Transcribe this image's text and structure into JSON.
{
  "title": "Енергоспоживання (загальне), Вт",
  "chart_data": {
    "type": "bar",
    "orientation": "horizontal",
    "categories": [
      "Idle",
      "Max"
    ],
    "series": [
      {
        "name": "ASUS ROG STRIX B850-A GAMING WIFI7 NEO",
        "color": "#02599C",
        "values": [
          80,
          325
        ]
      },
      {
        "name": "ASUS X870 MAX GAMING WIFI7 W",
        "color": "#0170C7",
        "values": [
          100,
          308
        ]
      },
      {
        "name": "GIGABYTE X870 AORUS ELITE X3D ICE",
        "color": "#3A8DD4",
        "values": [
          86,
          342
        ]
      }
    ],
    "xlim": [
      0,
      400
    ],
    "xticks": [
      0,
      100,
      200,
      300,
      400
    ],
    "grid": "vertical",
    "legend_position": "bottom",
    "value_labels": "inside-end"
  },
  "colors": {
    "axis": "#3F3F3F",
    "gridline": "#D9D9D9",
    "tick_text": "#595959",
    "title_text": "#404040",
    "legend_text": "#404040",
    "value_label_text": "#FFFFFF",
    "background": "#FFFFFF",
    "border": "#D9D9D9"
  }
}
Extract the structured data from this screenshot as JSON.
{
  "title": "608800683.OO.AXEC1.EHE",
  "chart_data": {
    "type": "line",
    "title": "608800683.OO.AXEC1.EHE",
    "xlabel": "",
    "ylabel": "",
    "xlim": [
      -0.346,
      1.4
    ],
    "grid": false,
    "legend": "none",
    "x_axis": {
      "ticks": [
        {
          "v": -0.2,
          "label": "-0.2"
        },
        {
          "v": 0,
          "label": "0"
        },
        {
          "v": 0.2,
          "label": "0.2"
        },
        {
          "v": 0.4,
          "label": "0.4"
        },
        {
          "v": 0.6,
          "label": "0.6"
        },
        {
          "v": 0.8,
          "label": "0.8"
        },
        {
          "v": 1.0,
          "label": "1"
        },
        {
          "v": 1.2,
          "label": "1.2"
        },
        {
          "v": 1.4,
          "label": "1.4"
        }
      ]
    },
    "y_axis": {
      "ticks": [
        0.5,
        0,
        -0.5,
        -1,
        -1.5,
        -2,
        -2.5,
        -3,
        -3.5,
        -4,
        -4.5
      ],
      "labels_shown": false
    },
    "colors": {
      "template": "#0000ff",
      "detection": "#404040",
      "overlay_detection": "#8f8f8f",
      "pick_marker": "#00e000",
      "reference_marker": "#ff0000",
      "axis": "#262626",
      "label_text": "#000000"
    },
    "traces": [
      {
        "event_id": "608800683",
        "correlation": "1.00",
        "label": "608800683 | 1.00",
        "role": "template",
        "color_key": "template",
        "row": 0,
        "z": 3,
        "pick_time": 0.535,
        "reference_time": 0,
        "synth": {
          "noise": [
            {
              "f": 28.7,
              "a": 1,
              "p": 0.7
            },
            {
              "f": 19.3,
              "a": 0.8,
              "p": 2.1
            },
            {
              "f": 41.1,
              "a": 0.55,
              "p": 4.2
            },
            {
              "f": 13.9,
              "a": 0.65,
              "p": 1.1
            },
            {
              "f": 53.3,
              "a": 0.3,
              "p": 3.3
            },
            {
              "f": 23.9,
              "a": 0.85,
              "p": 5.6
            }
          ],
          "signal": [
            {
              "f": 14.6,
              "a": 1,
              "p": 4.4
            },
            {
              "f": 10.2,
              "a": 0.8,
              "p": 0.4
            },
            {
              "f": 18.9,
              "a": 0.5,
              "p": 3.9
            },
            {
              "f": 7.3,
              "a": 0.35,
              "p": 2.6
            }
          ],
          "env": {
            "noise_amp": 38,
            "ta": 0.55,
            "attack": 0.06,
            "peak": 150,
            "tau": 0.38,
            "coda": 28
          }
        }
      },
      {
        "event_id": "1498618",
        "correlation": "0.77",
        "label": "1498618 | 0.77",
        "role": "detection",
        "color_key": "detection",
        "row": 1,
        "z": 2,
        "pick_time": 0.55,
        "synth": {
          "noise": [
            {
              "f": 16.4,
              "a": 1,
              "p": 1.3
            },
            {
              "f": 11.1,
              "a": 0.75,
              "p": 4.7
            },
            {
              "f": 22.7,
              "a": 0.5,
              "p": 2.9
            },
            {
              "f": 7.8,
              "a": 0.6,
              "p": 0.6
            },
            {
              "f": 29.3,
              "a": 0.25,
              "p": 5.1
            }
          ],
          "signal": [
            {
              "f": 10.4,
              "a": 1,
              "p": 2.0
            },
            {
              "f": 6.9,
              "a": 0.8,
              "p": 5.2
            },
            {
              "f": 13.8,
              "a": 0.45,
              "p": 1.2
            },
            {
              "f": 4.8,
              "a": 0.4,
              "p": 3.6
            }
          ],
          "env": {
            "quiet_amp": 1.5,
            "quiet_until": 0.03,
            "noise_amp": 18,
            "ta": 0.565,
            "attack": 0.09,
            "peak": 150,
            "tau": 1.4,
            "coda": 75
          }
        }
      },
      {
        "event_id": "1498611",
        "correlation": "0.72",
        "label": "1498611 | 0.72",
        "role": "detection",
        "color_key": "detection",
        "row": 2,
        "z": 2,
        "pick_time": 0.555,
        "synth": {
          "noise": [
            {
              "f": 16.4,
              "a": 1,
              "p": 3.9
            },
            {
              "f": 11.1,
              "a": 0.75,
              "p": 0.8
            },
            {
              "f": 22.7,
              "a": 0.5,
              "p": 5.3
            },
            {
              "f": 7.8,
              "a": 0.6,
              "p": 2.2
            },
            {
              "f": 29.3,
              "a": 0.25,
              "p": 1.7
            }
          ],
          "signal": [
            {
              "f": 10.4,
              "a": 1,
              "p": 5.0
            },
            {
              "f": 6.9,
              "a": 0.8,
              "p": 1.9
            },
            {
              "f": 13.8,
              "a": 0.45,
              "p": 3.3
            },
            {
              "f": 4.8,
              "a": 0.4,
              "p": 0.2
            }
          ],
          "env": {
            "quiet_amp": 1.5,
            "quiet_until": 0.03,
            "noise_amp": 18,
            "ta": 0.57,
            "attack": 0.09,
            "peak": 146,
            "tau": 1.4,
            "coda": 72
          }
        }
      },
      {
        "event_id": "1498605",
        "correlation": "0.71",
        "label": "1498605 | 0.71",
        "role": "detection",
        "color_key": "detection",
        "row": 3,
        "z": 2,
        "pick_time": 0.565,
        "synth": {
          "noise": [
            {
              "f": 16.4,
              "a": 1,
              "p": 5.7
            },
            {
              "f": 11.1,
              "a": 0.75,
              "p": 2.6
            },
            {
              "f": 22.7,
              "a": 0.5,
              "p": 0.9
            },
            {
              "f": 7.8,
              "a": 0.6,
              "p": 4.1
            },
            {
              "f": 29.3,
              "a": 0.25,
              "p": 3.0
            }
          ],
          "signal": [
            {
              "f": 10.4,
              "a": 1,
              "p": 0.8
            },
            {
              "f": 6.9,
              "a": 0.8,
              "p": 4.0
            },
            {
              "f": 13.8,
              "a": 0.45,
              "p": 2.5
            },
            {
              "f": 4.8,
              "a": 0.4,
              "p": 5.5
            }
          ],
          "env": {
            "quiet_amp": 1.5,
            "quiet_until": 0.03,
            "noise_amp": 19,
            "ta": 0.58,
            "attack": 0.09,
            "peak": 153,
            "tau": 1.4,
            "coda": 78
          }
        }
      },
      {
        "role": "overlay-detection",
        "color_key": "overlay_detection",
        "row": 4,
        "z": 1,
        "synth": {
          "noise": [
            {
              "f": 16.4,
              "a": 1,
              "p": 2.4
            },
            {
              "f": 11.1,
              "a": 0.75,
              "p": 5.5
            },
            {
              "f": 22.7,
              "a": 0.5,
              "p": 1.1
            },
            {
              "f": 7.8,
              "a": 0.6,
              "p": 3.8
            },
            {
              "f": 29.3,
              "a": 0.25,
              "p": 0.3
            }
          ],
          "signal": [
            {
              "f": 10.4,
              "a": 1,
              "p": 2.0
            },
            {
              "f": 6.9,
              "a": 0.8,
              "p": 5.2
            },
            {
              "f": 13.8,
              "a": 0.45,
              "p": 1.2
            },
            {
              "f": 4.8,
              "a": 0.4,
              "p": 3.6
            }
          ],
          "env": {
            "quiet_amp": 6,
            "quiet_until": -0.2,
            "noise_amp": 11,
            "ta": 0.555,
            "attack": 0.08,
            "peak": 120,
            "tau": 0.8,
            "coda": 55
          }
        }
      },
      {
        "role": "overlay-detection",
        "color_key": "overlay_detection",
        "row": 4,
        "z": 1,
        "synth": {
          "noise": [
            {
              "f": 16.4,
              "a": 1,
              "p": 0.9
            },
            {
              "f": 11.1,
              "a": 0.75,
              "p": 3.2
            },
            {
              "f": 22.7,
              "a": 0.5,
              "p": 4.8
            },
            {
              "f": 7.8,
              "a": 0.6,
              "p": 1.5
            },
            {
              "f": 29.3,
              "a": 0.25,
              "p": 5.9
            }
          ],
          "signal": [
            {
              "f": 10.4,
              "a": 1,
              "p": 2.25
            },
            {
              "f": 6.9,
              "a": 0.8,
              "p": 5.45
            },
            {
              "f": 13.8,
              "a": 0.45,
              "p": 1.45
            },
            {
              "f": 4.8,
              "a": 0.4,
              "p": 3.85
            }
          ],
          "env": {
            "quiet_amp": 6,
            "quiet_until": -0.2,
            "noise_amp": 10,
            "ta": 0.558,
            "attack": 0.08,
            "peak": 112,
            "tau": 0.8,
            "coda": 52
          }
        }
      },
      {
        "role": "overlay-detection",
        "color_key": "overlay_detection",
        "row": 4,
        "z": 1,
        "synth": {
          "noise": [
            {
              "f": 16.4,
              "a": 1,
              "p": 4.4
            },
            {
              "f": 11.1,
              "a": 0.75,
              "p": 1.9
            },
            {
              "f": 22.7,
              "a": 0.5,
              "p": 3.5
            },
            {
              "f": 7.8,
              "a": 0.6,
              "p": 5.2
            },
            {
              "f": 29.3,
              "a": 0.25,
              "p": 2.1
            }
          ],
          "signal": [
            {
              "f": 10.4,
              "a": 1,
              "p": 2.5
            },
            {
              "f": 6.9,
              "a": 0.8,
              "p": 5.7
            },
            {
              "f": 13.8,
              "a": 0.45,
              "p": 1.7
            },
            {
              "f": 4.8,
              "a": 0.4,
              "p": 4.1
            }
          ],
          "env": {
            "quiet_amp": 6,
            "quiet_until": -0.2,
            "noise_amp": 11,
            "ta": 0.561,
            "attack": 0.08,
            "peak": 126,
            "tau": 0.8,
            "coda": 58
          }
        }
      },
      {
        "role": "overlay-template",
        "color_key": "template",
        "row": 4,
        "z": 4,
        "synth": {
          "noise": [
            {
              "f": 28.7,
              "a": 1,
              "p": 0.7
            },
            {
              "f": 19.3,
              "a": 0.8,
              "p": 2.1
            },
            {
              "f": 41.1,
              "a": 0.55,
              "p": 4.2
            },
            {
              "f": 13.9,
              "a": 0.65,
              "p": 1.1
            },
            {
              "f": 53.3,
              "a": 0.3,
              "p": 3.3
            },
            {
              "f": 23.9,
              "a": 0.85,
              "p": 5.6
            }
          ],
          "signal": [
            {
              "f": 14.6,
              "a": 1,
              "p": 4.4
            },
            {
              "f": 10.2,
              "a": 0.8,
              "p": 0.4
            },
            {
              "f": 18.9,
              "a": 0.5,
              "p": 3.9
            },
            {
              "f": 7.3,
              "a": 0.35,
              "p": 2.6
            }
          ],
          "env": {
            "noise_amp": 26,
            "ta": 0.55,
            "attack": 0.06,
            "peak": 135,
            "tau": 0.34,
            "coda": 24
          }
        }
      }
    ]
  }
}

◆ **WRITTEN TASK**:
State the count of lines with the word "correlation" in them, and write nothing else.

◆ **ANSWER FOR THE TASK**:
4